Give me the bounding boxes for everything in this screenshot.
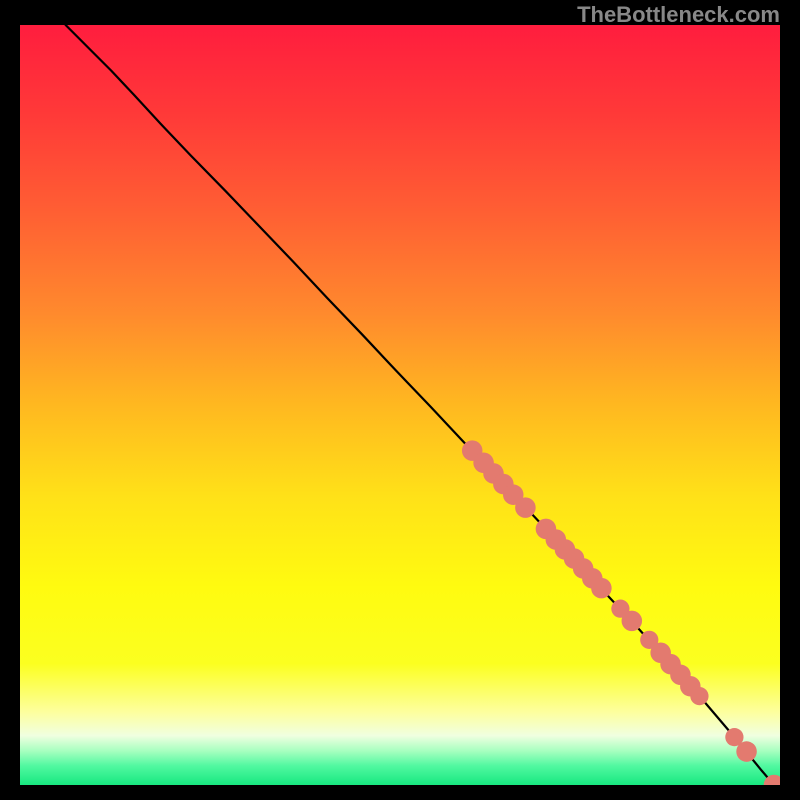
data-point: [591, 578, 612, 599]
data-point: [622, 611, 643, 632]
data-point: [736, 741, 757, 762]
data-point: [515, 497, 536, 518]
watermark-text: TheBottleneck.com: [577, 2, 780, 28]
plot-svg: [20, 25, 780, 785]
data-point: [690, 687, 708, 705]
plot-area: [20, 25, 780, 785]
chart-canvas: TheBottleneck.com: [0, 0, 800, 800]
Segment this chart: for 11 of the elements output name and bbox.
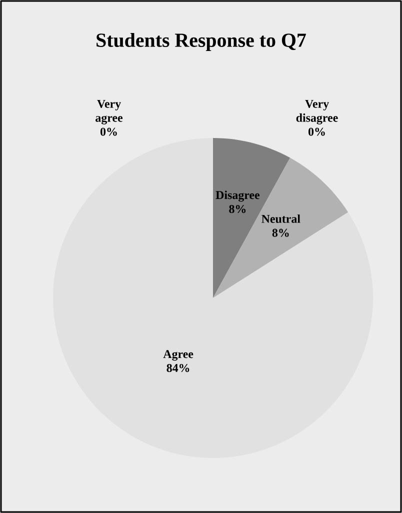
text: 0% (100, 128, 117, 136)
category-label: Very disagree (296, 100, 338, 124)
data-label: 8% (229, 204, 246, 214)
chart-title: Students Response to Q7 (96, 32, 306, 52)
slice-label: Neutral (262, 214, 300, 223)
slice-label: Disagree (216, 190, 260, 202)
data-label: 8% (272, 228, 289, 237)
text: 0% (308, 128, 325, 136)
slice-label: Agree (163, 350, 194, 361)
category-label: Very agree (96, 100, 123, 124)
data-label: 84% (166, 364, 190, 372)
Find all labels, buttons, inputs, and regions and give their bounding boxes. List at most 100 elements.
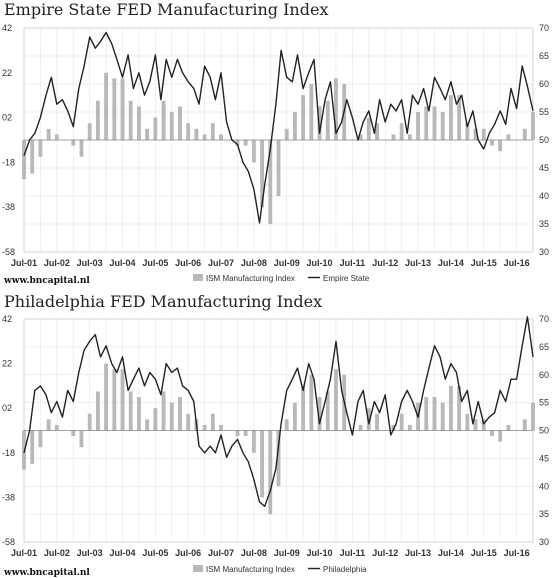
ism-bar <box>79 140 84 157</box>
ism-bar <box>210 123 215 140</box>
y-left-tick-label: 02 <box>2 403 12 413</box>
legend-label-line: Empire State <box>323 274 370 283</box>
ism-bar <box>531 112 535 140</box>
legend-swatch-bar <box>193 565 203 572</box>
legend-label-line: Philadelphia <box>323 565 367 574</box>
watermark: www.bncapital.nl <box>4 276 90 286</box>
watermark: www.bncapital.nl <box>4 568 90 578</box>
y-left-tick-label: 22 <box>2 68 12 78</box>
y-right-tick-label: 55 <box>539 107 549 117</box>
y-left-tick-label: 02 <box>2 113 12 123</box>
x-tick-label: Jul-16 <box>504 258 530 268</box>
x-tick-label: Jul-07 <box>208 548 234 558</box>
ism-bar <box>169 402 174 431</box>
x-tick-label: Jul-05 <box>142 258 168 268</box>
y-right-tick-label: 40 <box>539 481 549 491</box>
y-right-tick-label: 35 <box>539 219 549 229</box>
x-tick-label: Jul-08 <box>241 548 267 558</box>
ism-bar <box>391 424 396 431</box>
y-right-tick-label: 45 <box>539 453 549 463</box>
y-right-tick-label: 50 <box>539 135 549 145</box>
y-right-tick-label: 30 <box>539 537 549 547</box>
x-tick-label: Jul-12 <box>372 258 398 268</box>
ism-bar <box>284 128 289 140</box>
ism-bar <box>465 123 470 140</box>
ism-bar <box>38 140 43 157</box>
ism-bar <box>424 397 429 431</box>
ism-bar <box>407 424 412 431</box>
x-tick-label: Jul-01 <box>11 258 37 268</box>
x-tick-label: Jul-06 <box>175 548 201 558</box>
ism-bar <box>87 413 92 431</box>
y-right-tick-label: 70 <box>539 314 549 324</box>
ism-bar <box>145 419 150 431</box>
ism-bar <box>506 134 511 140</box>
ism-bar <box>95 391 100 431</box>
line-series-1 <box>23 316 534 508</box>
ism-bar <box>531 402 535 431</box>
philadelphia-panel: Philadelphia FED Manufacturing Index 42 2… <box>0 292 558 578</box>
empire-state-panel: Empire State FED Manufacturing Index 42 2… <box>2 0 549 286</box>
y-left-tick-label: -58 <box>2 537 15 547</box>
x-tick-label: Jul-06 <box>175 258 201 268</box>
ism-bar <box>219 134 223 140</box>
x-tick-label: Jul-01 <box>11 548 37 558</box>
ism-bar <box>235 140 240 146</box>
ism-bar <box>399 413 404 431</box>
x-tick-label: Jul-11 <box>340 258 366 268</box>
x-tick-label: Jul-05 <box>142 548 168 558</box>
ism-bar <box>46 419 51 431</box>
y-left-tick-label: -18 <box>2 157 15 167</box>
x-tick-label: Jul-13 <box>405 258 431 268</box>
y-right-tick-label: 35 <box>539 509 549 519</box>
ism-bar <box>268 430 273 515</box>
ism-bar <box>506 424 511 431</box>
ism-bar <box>210 413 215 431</box>
x-tick-label: Jul-09 <box>274 548 300 558</box>
ism-bar <box>522 419 527 431</box>
ism-bar <box>498 140 503 152</box>
x-tick-label: Jul-03 <box>77 258 103 268</box>
x-tick-label: Jul-09 <box>274 258 300 268</box>
x-tick-label: Jul-16 <box>504 548 530 558</box>
x-tick-label: Jul-13 <box>405 548 431 558</box>
y-right-tick-label: 70 <box>539 23 549 33</box>
ism-bar <box>186 123 191 140</box>
ism-bar <box>293 402 297 431</box>
x-tick-label: Jul-14 <box>438 548 464 558</box>
ism-bar <box>366 117 371 140</box>
ism-bar <box>178 397 182 431</box>
ism-bar <box>358 134 363 140</box>
ism-bar <box>276 140 281 196</box>
x-tick-label: Jul-04 <box>110 258 136 268</box>
y-right-tick-label: 65 <box>539 342 549 352</box>
y-right-tick-label: 60 <box>539 79 549 89</box>
ism-bar <box>161 100 166 140</box>
y-right-tick-label: 55 <box>539 398 549 408</box>
ism-bar <box>399 123 404 140</box>
ism-bar <box>71 430 76 437</box>
ism-bar <box>260 140 264 208</box>
ism-bar <box>309 84 314 140</box>
y-right-tick-label: 30 <box>539 247 549 257</box>
ism-bar <box>473 419 478 431</box>
ism-bar <box>490 430 494 437</box>
ism-bar <box>120 369 125 431</box>
x-tick-label: Jul-15 <box>471 258 497 268</box>
ism-bar <box>260 430 264 498</box>
ism-bar <box>202 424 207 431</box>
y-left-tick-label: 42 <box>2 314 12 324</box>
y-left-tick-label: -18 <box>2 448 15 458</box>
ism-bar <box>424 106 429 140</box>
ism-bar <box>71 140 76 146</box>
ism-bar <box>22 140 26 180</box>
ism-bar <box>276 430 281 487</box>
ism-bar <box>120 78 125 140</box>
y-left-tick-label: 22 <box>2 359 12 369</box>
ism-bar <box>416 112 420 140</box>
philadelphia-chart: 42 22 02 -18 -38 -58 70 65 60 55 50 45 40 35 30 Jul-01 J… <box>2 314 549 574</box>
ism-bar <box>112 369 117 431</box>
ism-bar <box>153 117 158 140</box>
y-left-tick-label: -58 <box>2 247 15 257</box>
ism-bar <box>54 424 59 431</box>
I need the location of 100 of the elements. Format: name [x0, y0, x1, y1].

───

Rewrite all the records, changing every "elements" to "items" and keeping everything else the same. Omit the pictures.

**ANSWER TO THE EXERCISE**:
Give me the bounding boxes for everything in this screenshot.
data-point: [591, 578, 612, 599]
data-point: [622, 611, 643, 632]
data-point: [736, 741, 757, 762]
data-point: [515, 497, 536, 518]
watermark-text: TheBottleneck.com: [577, 2, 780, 28]
plot-svg: [20, 25, 780, 785]
data-point: [690, 687, 708, 705]
plot-area: [20, 25, 780, 785]
chart-canvas: TheBottleneck.com: [0, 0, 800, 800]
Segment this chart: for 11 of the items output name and bbox.
text: 0% (100, 128, 117, 136)
category-label: Very disagree (296, 100, 338, 124)
data-label: 8% (229, 204, 246, 214)
chart-title: Students Response to Q7 (96, 32, 306, 52)
slice-label: Neutral (262, 214, 300, 223)
slice-label: Disagree (216, 190, 260, 202)
data-label: 8% (272, 228, 289, 237)
text: 0% (308, 128, 325, 136)
slice-label: Agree (163, 350, 194, 361)
category-label: Very agree (96, 100, 123, 124)
data-label: 84% (166, 364, 190, 372)
Find all labels, buttons, inputs, and regions and give their bounding boxes. List at most 100 items.
ism-bar <box>79 140 84 157</box>
ism-bar <box>210 123 215 140</box>
y-left-tick-label: 02 <box>2 403 12 413</box>
legend-label-line: Empire State <box>323 274 370 283</box>
ism-bar <box>531 112 535 140</box>
legend-swatch-bar <box>193 565 203 572</box>
legend-label-line: Philadelphia <box>323 565 367 574</box>
watermark: www.bncapital.nl <box>4 276 90 286</box>
watermark: www.bncapital.nl <box>4 568 90 578</box>
y-left-tick-label: 22 <box>2 68 12 78</box>
y-right-tick-label: 55 <box>539 107 549 117</box>
y-left-tick-label: 02 <box>2 113 12 123</box>
x-tick-label: Jul-16 <box>504 258 530 268</box>
x-tick-label: Jul-07 <box>208 548 234 558</box>
ism-bar <box>169 402 174 431</box>
x-tick-label: Jul-05 <box>142 258 168 268</box>
y-right-tick-label: 40 <box>539 481 549 491</box>
y-right-tick-label: 35 <box>539 219 549 229</box>
x-tick-label: Jul-08 <box>241 548 267 558</box>
ism-bar <box>391 424 396 431</box>
y-right-tick-label: 45 <box>539 453 549 463</box>
y-right-tick-label: 50 <box>539 135 549 145</box>
y-right-tick-label: 30 <box>539 537 549 547</box>
x-tick-label: Jul-12 <box>372 258 398 268</box>
ism-bar <box>284 128 289 140</box>
ism-bar <box>465 123 470 140</box>
ism-bar <box>38 140 43 157</box>
ism-bar <box>424 397 429 431</box>
ism-bar <box>407 424 412 431</box>
x-tick-label: Jul-01 <box>11 258 37 268</box>
x-tick-label: Jul-06 <box>175 548 201 558</box>
ism-bar <box>87 413 92 431</box>
y-right-tick-label: 70 <box>539 314 549 324</box>
ism-bar <box>145 419 150 431</box>
ism-bar <box>506 134 511 140</box>
ism-bar <box>95 391 100 431</box>
line-series-1 <box>23 316 534 508</box>
ism-bar <box>531 402 535 431</box>
philadelphia-panel: Philadelphia FED Manufacturing Index 42 2… <box>0 292 558 578</box>
empire-state-panel: Empire State FED Manufacturing Index 42 2… <box>2 0 549 286</box>
y-left-tick-label: -58 <box>2 537 15 547</box>
x-tick-label: Jul-06 <box>175 258 201 268</box>
ism-bar <box>219 134 223 140</box>
x-tick-label: Jul-01 <box>11 548 37 558</box>
ism-bar <box>235 140 240 146</box>
ism-bar <box>399 413 404 431</box>
x-tick-label: Jul-11 <box>340 258 366 268</box>
x-tick-label: Jul-05 <box>142 548 168 558</box>
ism-bar <box>46 419 51 431</box>
y-left-tick-label: -18 <box>2 157 15 167</box>
x-tick-label: Jul-13 <box>405 258 431 268</box>
y-right-tick-label: 35 <box>539 509 549 519</box>
ism-bar <box>268 430 273 515</box>
ism-bar <box>506 424 511 431</box>
ism-bar <box>210 413 215 431</box>
x-tick-label: Jul-09 <box>274 548 300 558</box>
ism-bar <box>522 419 527 431</box>
ism-bar <box>498 140 503 152</box>
x-tick-label: Jul-03 <box>77 258 103 268</box>
x-tick-label: Jul-09 <box>274 258 300 268</box>
x-tick-label: Jul-16 <box>504 548 530 558</box>
x-tick-label: Jul-13 <box>405 548 431 558</box>
y-right-tick-label: 70 <box>539 23 549 33</box>
ism-bar <box>186 123 191 140</box>
ism-bar <box>293 402 297 431</box>
x-tick-label: Jul-14 <box>438 548 464 558</box>
ism-bar <box>366 117 371 140</box>
ism-bar <box>178 397 182 431</box>
ism-bar <box>358 134 363 140</box>
ism-bar <box>276 140 281 196</box>
x-tick-label: Jul-04 <box>110 258 136 268</box>
y-right-tick-label: 65 <box>539 342 549 352</box>
y-right-tick-label: 60 <box>539 79 549 89</box>
ism-bar <box>161 100 166 140</box>
y-right-tick-label: 55 <box>539 398 549 408</box>
ism-bar <box>399 123 404 140</box>
ism-bar <box>71 430 76 437</box>
ism-bar <box>260 140 264 208</box>
ism-bar <box>309 84 314 140</box>
y-right-tick-label: 30 <box>539 247 549 257</box>
ism-bar <box>473 419 478 431</box>
ism-bar <box>490 430 494 437</box>
ism-bar <box>120 369 125 431</box>
x-tick-label: Jul-15 <box>471 258 497 268</box>
ism-bar <box>260 430 264 498</box>
ism-bar <box>202 424 207 431</box>
y-left-tick-label: 42 <box>2 314 12 324</box>
y-left-tick-label: -18 <box>2 448 15 458</box>
ism-bar <box>424 106 429 140</box>
ism-bar <box>71 140 76 146</box>
ism-bar <box>22 140 26 180</box>
ism-bar <box>276 430 281 487</box>
ism-bar <box>120 78 125 140</box>
y-left-tick-label: 22 <box>2 359 12 369</box>
ism-bar <box>416 112 420 140</box>
philadelphia-chart: 42 22 02 -18 -38 -58 70 65 60 55 50 45 40 35 30 Jul-01 J… <box>2 314 549 574</box>
ism-bar <box>112 369 117 431</box>
ism-bar <box>153 117 158 140</box>
y-left-tick-label: -58 <box>2 247 15 257</box>
ism-bar <box>54 424 59 431</box>
I need the location of 100 of the items. Format: name [x0, y0, x1, y1].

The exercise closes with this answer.